Using the data below, copy every line that contains the word "kanji".

RECORD EXTRACTS —

________________

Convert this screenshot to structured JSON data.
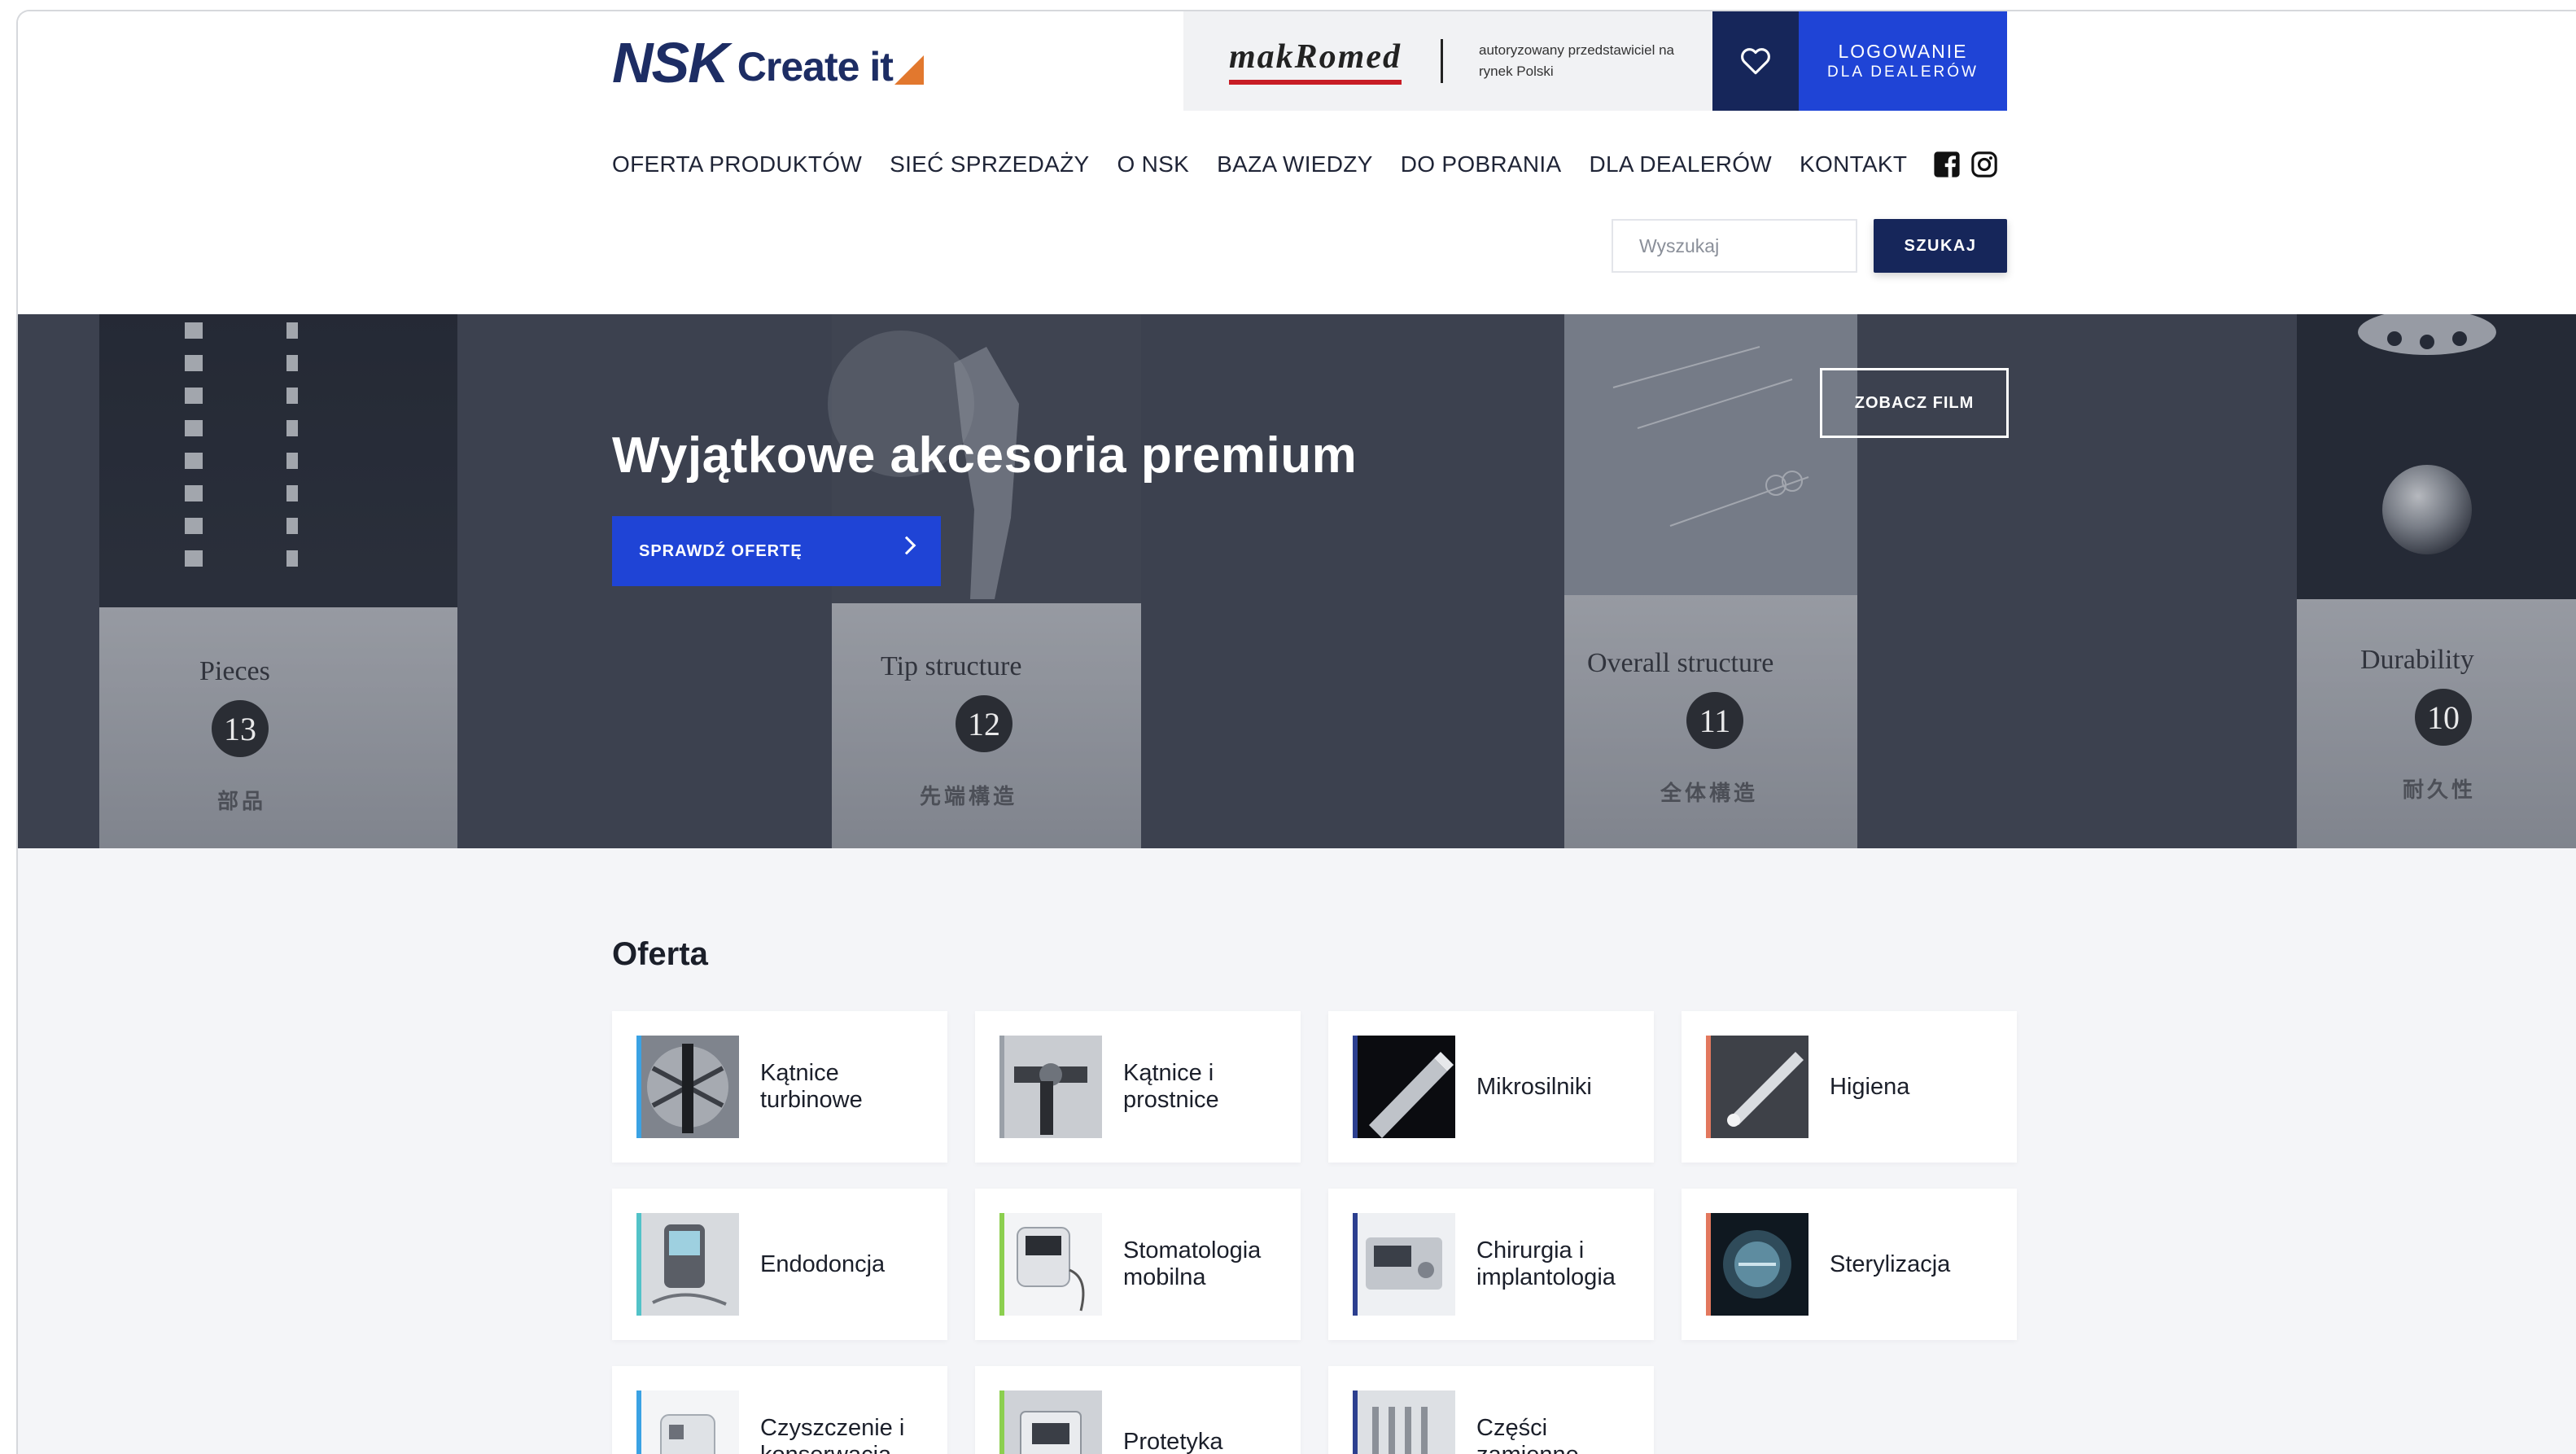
{
  "brand": {
    "logo_main": "NSK",
    "logo_sub": "Create it",
    "partner_logo": "makRomed",
    "partner_text": "autoryzowany przedstawiciel na rynek Polski"
  },
  "header": {
    "login_line1": "LOGOWANIE",
    "login_line2": "DLA DEALERÓW",
    "search_placeholder": "Wyszukaj",
    "search_button": "SZUKAJ"
  },
  "nav": {
    "items": [
      "OFERTA PRODUKTÓW",
      "SIEĆ SPRZEDAŻY",
      "O NSK",
      "BAZA WIEDZY",
      "DO POBRANIA",
      "DLA DEALERÓW",
      "KONTAKT"
    ]
  },
  "hero": {
    "title": "Wyjątkowe akcesoria premium",
    "cta": "SPRAWDŹ OFERTĘ",
    "film_button": "ZOBACZ FILM",
    "boxes": [
      {
        "label": "Pieces",
        "number": "13",
        "kanji": "部品"
      },
      {
        "label": "Tip structure",
        "number": "12",
        "kanji": "先端構造"
      },
      {
        "label": "Overall structure",
        "number": "11",
        "kanji": "全体構造"
      },
      {
        "label": "Durability",
        "number": "10",
        "kanji": "耐久性"
      }
    ]
  },
  "offer": {
    "title": "Oferta",
    "cards": [
      {
        "label": "Kątnice turbinowe",
        "accent": "#3aa2e4"
      },
      {
        "label": "Kątnice i prostnice",
        "accent": "#9aa0a8"
      },
      {
        "label": "Mikrosilniki",
        "accent": "#2c3f8f"
      },
      {
        "label": "Higiena",
        "accent": "#e2785e"
      },
      {
        "label": "Endodoncja",
        "accent": "#52c2c8"
      },
      {
        "label": "Stomatologia mobilna",
        "accent": "#8ccf4f"
      },
      {
        "label": "Chirurgia i implantologia",
        "accent": "#2c3f8f"
      },
      {
        "label": "Sterylizacja",
        "accent": "#e2785e"
      },
      {
        "label": "Czyszczenie i konserwacja",
        "accent": "#3aa2e4"
      },
      {
        "label": "Protetyka",
        "accent": "#8ccf4f"
      },
      {
        "label": "Części zamienne",
        "accent": "#2c3f8f"
      }
    ]
  },
  "colors": {
    "navy": "#16265a",
    "blue": "#1f44d6",
    "orange": "#e2782e",
    "offer_bg": "#f4f5f8"
  }
}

________________

FULL RESPONSE —
        "kanji": "部品"
        "kanji": "先端構造"
        "kanji": "全体構造"
        "kanji": "耐久性"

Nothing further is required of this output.